THE EXERCISE: Print all entries word for word.

-- Start --

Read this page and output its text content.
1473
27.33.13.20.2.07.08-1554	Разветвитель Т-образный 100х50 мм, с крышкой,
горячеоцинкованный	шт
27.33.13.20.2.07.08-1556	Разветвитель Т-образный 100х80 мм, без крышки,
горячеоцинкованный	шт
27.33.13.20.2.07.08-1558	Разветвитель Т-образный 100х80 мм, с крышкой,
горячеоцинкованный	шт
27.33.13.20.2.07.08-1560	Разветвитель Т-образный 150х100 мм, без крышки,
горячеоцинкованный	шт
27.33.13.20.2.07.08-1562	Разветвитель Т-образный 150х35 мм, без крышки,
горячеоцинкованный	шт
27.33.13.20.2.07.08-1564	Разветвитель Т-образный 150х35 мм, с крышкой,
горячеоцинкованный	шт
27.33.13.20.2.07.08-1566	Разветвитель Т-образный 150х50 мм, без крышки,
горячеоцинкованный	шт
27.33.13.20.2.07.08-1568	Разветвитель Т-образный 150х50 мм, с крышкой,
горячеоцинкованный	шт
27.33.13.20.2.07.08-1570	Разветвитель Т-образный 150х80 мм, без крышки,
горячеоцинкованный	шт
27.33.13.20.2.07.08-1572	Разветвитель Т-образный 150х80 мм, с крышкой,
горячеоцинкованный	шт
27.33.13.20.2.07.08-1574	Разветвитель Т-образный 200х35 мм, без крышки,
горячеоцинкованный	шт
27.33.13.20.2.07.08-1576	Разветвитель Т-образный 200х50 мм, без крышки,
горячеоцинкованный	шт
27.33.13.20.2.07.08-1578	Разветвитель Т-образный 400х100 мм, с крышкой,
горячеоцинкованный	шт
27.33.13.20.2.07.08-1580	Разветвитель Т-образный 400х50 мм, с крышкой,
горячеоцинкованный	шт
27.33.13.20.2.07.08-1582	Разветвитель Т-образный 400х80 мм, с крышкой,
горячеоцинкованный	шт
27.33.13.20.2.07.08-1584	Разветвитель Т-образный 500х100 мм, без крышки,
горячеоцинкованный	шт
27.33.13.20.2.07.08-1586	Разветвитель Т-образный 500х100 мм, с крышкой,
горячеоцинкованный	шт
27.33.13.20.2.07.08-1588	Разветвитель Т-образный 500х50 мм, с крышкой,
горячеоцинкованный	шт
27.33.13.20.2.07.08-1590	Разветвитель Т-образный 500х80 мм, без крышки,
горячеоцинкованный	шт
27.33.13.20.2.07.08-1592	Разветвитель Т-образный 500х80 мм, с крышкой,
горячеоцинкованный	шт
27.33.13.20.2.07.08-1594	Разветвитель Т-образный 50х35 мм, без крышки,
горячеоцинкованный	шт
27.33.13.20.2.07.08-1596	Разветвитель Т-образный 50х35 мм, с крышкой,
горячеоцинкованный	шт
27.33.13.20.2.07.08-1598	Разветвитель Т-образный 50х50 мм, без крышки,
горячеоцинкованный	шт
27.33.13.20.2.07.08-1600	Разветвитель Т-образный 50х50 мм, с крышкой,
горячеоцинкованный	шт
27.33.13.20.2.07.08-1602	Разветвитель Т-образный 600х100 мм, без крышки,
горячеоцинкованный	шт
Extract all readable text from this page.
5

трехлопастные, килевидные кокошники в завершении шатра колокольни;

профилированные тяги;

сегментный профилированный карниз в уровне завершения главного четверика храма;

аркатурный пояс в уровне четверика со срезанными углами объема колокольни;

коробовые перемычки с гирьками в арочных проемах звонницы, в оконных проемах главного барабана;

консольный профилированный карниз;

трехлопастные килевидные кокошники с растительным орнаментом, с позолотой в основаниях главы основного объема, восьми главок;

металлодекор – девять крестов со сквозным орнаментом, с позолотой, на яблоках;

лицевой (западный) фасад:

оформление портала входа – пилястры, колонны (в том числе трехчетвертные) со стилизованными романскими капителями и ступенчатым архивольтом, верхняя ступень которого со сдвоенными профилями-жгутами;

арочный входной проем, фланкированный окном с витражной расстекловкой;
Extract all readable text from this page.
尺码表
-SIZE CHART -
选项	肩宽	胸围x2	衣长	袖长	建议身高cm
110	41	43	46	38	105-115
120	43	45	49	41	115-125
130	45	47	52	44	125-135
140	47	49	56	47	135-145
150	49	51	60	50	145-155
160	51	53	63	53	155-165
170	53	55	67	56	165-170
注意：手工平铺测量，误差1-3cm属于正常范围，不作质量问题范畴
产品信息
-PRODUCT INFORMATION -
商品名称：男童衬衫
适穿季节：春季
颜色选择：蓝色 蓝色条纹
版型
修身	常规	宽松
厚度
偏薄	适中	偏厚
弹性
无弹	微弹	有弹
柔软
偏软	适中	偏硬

-- End --

RESULT OF THIS TASK:
Read this page and output its text content.
1473
27.33.13.20.2.07.08-1554	Разветвитель Т-образный 100х50 мм, с крышкой,
горячеоцинкованный	шт
27.33.13.20.2.07.08-1556	Разветвитель Т-образный 100х80 мм, без крышки,
горячеоцинкованный	шт
27.33.13.20.2.07.08-1558	Разветвитель Т-образный 100х80 мм, с крышкой,
горячеоцинкованный	шт
27.33.13.20.2.07.08-1560	Разветвитель Т-образный 150х100 мм, без крышки,
горячеоцинкованный	шт
27.33.13.20.2.07.08-1562	Разветвитель Т-образный 150х35 мм, без крышки,
горячеоцинкованный	шт
27.33.13.20.2.07.08-1564	Разветвитель Т-образный 150х35 мм, с крышкой,
горячеоцинкованный	шт
27.33.13.20.2.07.08-1566	Разветвитель Т-образный 150х50 мм, без крышки,
горячеоцинкованный	шт
27.33.13.20.2.07.08-1568	Разветвитель Т-образный 150х50 мм, с крышкой,
горячеоцинкованный	шт
27.33.13.20.2.07.08-1570	Разветвитель Т-образный 150х80 мм, без крышки,
горячеоцинкованный	шт
27.33.13.20.2.07.08-1572	Разветвитель Т-образный 150х80 мм, с крышкой,
горячеоцинкованный	шт
27.33.13.20.2.07.08-1574	Разветвитель Т-образный 200х35 мм, без крышки,
горячеоцинкованный	шт
27.33.13.20.2.07.08-1576	Разветвитель Т-образный 200х50 мм, без крышки,
горячеоцинкованный	шт
27.33.13.20.2.07.08-1578	Разветвитель Т-образный 400х100 мм, с крышкой,
горячеоцинкованный	шт
27.33.13.20.2.07.08-1580	Разветвитель Т-образный 400х50 мм, с крышкой,
горячеоцинкованный	шт
27.33.13.20.2.07.08-1582	Разветвитель Т-образный 400х80 мм, с крышкой,
горячеоцинкованный	шт
27.33.13.20.2.07.08-1584	Разветвитель Т-образный 500х100 мм, без крышки,
горячеоцинкованный	шт
27.33.13.20.2.07.08-1586	Разветвитель Т-образный 500х100 мм, с крышкой,
горячеоцинкованный	шт
27.33.13.20.2.07.08-1588	Разветвитель Т-образный 500х50 мм, с крышкой,
горячеоцинкованный	шт
27.33.13.20.2.07.08-1590	Разветвитель Т-образный 500х80 мм, без крышки,
горячеоцинкованный	шт
27.33.13.20.2.07.08-1592	Разветвитель Т-образный 500х80 мм, с крышкой,
горячеоцинкованный	шт
27.33.13.20.2.07.08-1594	Разветвитель Т-образный 50х35 мм, без крышки,
горячеоцинкованный	шт
27.33.13.20.2.07.08-1596	Разветвитель Т-образный 50х35 мм, с крышкой,
горячеоцинкованный	шт
27.33.13.20.2.07.08-1598	Разветвитель Т-образный 50х50 мм, без крышки,
горячеоцинкованный	шт
27.33.13.20.2.07.08-1600	Разветвитель Т-образный 50х50 мм, с крышкой,
горячеоцинкованный	шт
27.33.13.20.2.07.08-1602	Разветвитель Т-образный 600х100 мм, без крышки,
горячеоцинкованный	шт
Extract all readable text from this page.
5

трехлопастные, килевидные кокошники в завершении шатра колокольни;

профилированные тяги;

сегментный профилированный карниз в уровне завершения главного четверика храма;

аркатурный пояс в уровне четверика со срезанными углами объема колокольни;

коробовые перемычки с гирьками в арочных проемах звонницы, в оконных проемах главного барабана;

консольный профилированный карниз;

трехлопастные килевидные кокошники с растительным орнаментом, с позолотой в основаниях главы основного объема, восьми главок;

металлодекор – девять крестов со сквозным орнаментом, с позолотой, на яблоках;

лицевой (западный) фасад:

оформление портала входа – пилястры, колонны (в том числе трехчетвертные) со стилизованными романскими капителями и ступенчатым архивольтом, верхняя ступень которого со сдвоенными профилями-жгутами;

арочный входной проем, фланкированный окном с витражной расстекловкой;
Extract all readable text from this page.
尺码表
-SIZE CHART -
选项	肩宽	胸围x2	衣长	袖长	建议身高cm
110	41	43	46	38	105-115
120	43	45	49	41	115-125
130	45	47	52	44	125-135
140	47	49	56	47	135-145
150	49	51	60	50	145-155
160	51	53	63	53	155-165
170	53	55	67	56	165-170
注意：手工平铺测量，误差1-3cm属于正常范围，不作质量问题范畴
产品信息
-PRODUCT INFORMATION -
商品名称：男童衬衫
适穿季节：春季
颜色选择：蓝色 蓝色条纹
版型
修身	常规	宽松
厚度
偏薄	适中	偏厚
弹性
无弹	微弹	有弹
柔软
偏软	适中	偏硬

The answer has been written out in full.